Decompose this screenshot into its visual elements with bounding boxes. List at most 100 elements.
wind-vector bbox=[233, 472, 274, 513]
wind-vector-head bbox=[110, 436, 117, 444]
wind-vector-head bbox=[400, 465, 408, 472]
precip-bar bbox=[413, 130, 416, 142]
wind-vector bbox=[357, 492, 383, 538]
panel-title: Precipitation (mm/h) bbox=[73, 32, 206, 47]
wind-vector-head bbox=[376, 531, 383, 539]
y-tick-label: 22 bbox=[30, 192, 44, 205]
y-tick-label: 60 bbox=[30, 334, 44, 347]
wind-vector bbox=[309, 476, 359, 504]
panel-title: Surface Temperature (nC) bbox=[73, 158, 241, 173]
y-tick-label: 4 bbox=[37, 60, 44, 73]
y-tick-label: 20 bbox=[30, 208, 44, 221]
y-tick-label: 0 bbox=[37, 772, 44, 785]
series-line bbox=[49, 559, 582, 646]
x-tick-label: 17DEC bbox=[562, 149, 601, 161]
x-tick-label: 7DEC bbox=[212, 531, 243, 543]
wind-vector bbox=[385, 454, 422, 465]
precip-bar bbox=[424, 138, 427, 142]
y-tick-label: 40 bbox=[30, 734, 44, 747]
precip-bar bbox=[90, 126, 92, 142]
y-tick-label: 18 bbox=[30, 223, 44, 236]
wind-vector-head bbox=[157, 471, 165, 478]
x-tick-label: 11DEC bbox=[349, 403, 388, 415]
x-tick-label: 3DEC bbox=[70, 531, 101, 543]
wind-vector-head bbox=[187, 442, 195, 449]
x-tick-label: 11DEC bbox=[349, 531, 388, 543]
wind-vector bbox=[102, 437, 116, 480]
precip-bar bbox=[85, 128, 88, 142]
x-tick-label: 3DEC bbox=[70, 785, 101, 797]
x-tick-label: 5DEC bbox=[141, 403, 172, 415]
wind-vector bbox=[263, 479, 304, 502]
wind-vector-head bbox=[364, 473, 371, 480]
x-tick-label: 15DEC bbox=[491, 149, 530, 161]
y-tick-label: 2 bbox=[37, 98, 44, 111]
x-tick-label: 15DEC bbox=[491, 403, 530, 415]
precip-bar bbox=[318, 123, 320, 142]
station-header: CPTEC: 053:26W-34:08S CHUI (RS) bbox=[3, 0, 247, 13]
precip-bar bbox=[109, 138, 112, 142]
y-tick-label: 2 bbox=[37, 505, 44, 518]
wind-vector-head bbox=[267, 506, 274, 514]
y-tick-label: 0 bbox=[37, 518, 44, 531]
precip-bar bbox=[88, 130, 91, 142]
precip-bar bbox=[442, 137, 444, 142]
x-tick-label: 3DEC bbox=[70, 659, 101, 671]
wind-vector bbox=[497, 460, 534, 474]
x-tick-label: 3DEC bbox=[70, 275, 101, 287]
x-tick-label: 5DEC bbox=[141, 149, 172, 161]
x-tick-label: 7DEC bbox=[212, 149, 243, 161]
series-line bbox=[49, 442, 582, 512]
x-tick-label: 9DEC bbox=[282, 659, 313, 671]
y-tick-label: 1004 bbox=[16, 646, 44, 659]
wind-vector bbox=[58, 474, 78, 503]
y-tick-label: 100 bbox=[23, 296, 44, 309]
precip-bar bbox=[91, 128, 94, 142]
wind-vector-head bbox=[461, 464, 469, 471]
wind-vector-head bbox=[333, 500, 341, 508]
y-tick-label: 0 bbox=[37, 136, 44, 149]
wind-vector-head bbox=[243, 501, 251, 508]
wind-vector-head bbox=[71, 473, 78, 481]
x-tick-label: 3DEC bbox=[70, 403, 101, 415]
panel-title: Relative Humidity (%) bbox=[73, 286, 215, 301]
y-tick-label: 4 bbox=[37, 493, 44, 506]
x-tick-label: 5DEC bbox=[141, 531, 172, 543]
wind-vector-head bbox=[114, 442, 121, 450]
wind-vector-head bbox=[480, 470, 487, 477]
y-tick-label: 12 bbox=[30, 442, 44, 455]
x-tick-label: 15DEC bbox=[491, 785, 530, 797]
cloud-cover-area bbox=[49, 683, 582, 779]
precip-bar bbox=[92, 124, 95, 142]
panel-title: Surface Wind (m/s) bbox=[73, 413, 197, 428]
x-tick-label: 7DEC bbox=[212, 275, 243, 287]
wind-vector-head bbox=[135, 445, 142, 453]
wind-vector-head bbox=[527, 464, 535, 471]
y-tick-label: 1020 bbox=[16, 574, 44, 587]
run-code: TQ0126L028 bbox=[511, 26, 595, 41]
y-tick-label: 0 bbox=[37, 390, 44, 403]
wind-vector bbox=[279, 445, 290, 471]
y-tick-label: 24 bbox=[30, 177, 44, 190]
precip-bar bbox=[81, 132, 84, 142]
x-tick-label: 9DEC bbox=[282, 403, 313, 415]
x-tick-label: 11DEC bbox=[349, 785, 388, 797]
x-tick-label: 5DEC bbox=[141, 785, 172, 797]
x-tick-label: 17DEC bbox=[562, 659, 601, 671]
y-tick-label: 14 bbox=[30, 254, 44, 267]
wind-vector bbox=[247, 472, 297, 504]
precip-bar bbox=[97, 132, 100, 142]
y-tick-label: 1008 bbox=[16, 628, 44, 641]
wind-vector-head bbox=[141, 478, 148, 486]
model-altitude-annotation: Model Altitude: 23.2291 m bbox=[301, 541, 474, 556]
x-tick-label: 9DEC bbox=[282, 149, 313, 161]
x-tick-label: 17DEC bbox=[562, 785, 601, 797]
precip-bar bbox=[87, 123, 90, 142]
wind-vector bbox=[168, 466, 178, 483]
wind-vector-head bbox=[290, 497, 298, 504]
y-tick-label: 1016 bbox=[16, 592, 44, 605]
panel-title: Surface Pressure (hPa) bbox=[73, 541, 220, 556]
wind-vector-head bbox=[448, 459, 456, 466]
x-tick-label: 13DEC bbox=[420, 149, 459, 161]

* [Exercise objective]:
Reproduce the material above in full, changing every "precip-bar" to "precipitation-bar" and leaving everything else unchanged.

* [Result]:
Decompose this screenshot into its visual elements with bounding boxes. List at most 100 elements.
wind-vector bbox=[233, 472, 274, 513]
wind-vector-head bbox=[110, 436, 117, 444]
wind-vector-head bbox=[400, 465, 408, 472]
precipitation-bar bbox=[413, 130, 416, 142]
wind-vector bbox=[357, 492, 383, 538]
panel-title: Precipitation (mm/h) bbox=[73, 32, 206, 47]
wind-vector-head bbox=[376, 531, 383, 539]
y-tick-label: 22 bbox=[30, 192, 44, 205]
y-tick-label: 60 bbox=[30, 334, 44, 347]
wind-vector bbox=[309, 476, 359, 504]
panel-title: Surface Temperature (nC) bbox=[73, 158, 241, 173]
y-tick-label: 4 bbox=[37, 60, 44, 73]
y-tick-label: 20 bbox=[30, 208, 44, 221]
y-tick-label: 0 bbox=[37, 772, 44, 785]
series-line bbox=[49, 559, 582, 646]
x-tick-label: 17DEC bbox=[562, 149, 601, 161]
x-tick-label: 7DEC bbox=[212, 531, 243, 543]
wind-vector bbox=[385, 454, 422, 465]
precipitation-bar bbox=[424, 138, 427, 142]
y-tick-label: 40 bbox=[30, 734, 44, 747]
precipitation-bar bbox=[90, 126, 92, 142]
y-tick-label: 18 bbox=[30, 223, 44, 236]
wind-vector-head bbox=[157, 471, 165, 478]
x-tick-label: 11DEC bbox=[349, 403, 388, 415]
x-tick-label: 3DEC bbox=[70, 531, 101, 543]
wind-vector-head bbox=[187, 442, 195, 449]
x-tick-label: 11DEC bbox=[349, 531, 388, 543]
wind-vector bbox=[102, 437, 116, 480]
precipitation-bar bbox=[85, 128, 88, 142]
x-tick-label: 3DEC bbox=[70, 785, 101, 797]
x-tick-label: 5DEC bbox=[141, 403, 172, 415]
wind-vector bbox=[263, 479, 304, 502]
wind-vector-head bbox=[364, 473, 371, 480]
x-tick-label: 15DEC bbox=[491, 149, 530, 161]
y-tick-label: 2 bbox=[37, 98, 44, 111]
x-tick-label: 15DEC bbox=[491, 403, 530, 415]
precipitation-bar bbox=[318, 123, 320, 142]
station-header: CPTEC: 053:26W-34:08S CHUI (RS) bbox=[3, 0, 247, 13]
precipitation-bar bbox=[109, 138, 112, 142]
y-tick-label: 2 bbox=[37, 505, 44, 518]
wind-vector-head bbox=[267, 506, 274, 514]
y-tick-label: 0 bbox=[37, 518, 44, 531]
precipitation-bar bbox=[88, 130, 91, 142]
precipitation-bar bbox=[442, 137, 444, 142]
x-tick-label: 3DEC bbox=[70, 659, 101, 671]
wind-vector bbox=[497, 460, 534, 474]
x-tick-label: 3DEC bbox=[70, 275, 101, 287]
x-tick-label: 5DEC bbox=[141, 149, 172, 161]
x-tick-label: 7DEC bbox=[212, 149, 243, 161]
series-line bbox=[49, 442, 582, 512]
x-tick-label: 9DEC bbox=[282, 659, 313, 671]
y-tick-label: 1004 bbox=[16, 646, 44, 659]
wind-vector bbox=[58, 474, 78, 503]
y-tick-label: 100 bbox=[23, 296, 44, 309]
precipitation-bar bbox=[91, 128, 94, 142]
wind-vector-head bbox=[461, 464, 469, 471]
wind-vector-head bbox=[333, 500, 341, 508]
y-tick-label: 0 bbox=[37, 136, 44, 149]
wind-vector-head bbox=[243, 501, 251, 508]
wind-vector-head bbox=[71, 473, 78, 481]
x-tick-label: 3DEC bbox=[70, 403, 101, 415]
panel-title: Relative Humidity (%) bbox=[73, 286, 215, 301]
y-tick-label: 4 bbox=[37, 493, 44, 506]
x-tick-label: 5DEC bbox=[141, 531, 172, 543]
wind-vector-head bbox=[114, 442, 121, 450]
wind-vector-head bbox=[480, 470, 487, 477]
y-tick-label: 12 bbox=[30, 442, 44, 455]
x-tick-label: 15DEC bbox=[491, 785, 530, 797]
cloud-cover-area bbox=[49, 683, 582, 779]
precipitation-bar bbox=[92, 124, 95, 142]
panel-title: Surface Wind (m/s) bbox=[73, 413, 197, 428]
x-tick-label: 7DEC bbox=[212, 275, 243, 287]
wind-vector-head bbox=[135, 445, 142, 453]
wind-vector-head bbox=[527, 464, 535, 471]
y-tick-label: 1020 bbox=[16, 574, 44, 587]
run-code: TQ0126L028 bbox=[511, 26, 595, 41]
y-tick-label: 0 bbox=[37, 390, 44, 403]
wind-vector bbox=[279, 445, 290, 471]
y-tick-label: 24 bbox=[30, 177, 44, 190]
precipitation-bar bbox=[81, 132, 84, 142]
x-tick-label: 9DEC bbox=[282, 403, 313, 415]
x-tick-label: 11DEC bbox=[349, 785, 388, 797]
x-tick-label: 5DEC bbox=[141, 785, 172, 797]
x-tick-label: 17DEC bbox=[562, 659, 601, 671]
y-tick-label: 14 bbox=[30, 254, 44, 267]
wind-vector bbox=[247, 472, 297, 504]
precipitation-bar bbox=[97, 132, 100, 142]
y-tick-label: 1008 bbox=[16, 628, 44, 641]
wind-vector-head bbox=[141, 478, 148, 486]
model-altitude-annotation: Model Altitude: 23.2291 m bbox=[301, 541, 474, 556]
x-tick-label: 9DEC bbox=[282, 149, 313, 161]
x-tick-label: 17DEC bbox=[562, 785, 601, 797]
precipitation-bar bbox=[87, 123, 90, 142]
wind-vector bbox=[168, 466, 178, 483]
wind-vector-head bbox=[290, 497, 298, 504]
y-tick-label: 1016 bbox=[16, 592, 44, 605]
panel-title: Surface Pressure (hPa) bbox=[73, 541, 220, 556]
wind-vector-head bbox=[448, 459, 456, 466]
x-tick-label: 13DEC bbox=[420, 149, 459, 161]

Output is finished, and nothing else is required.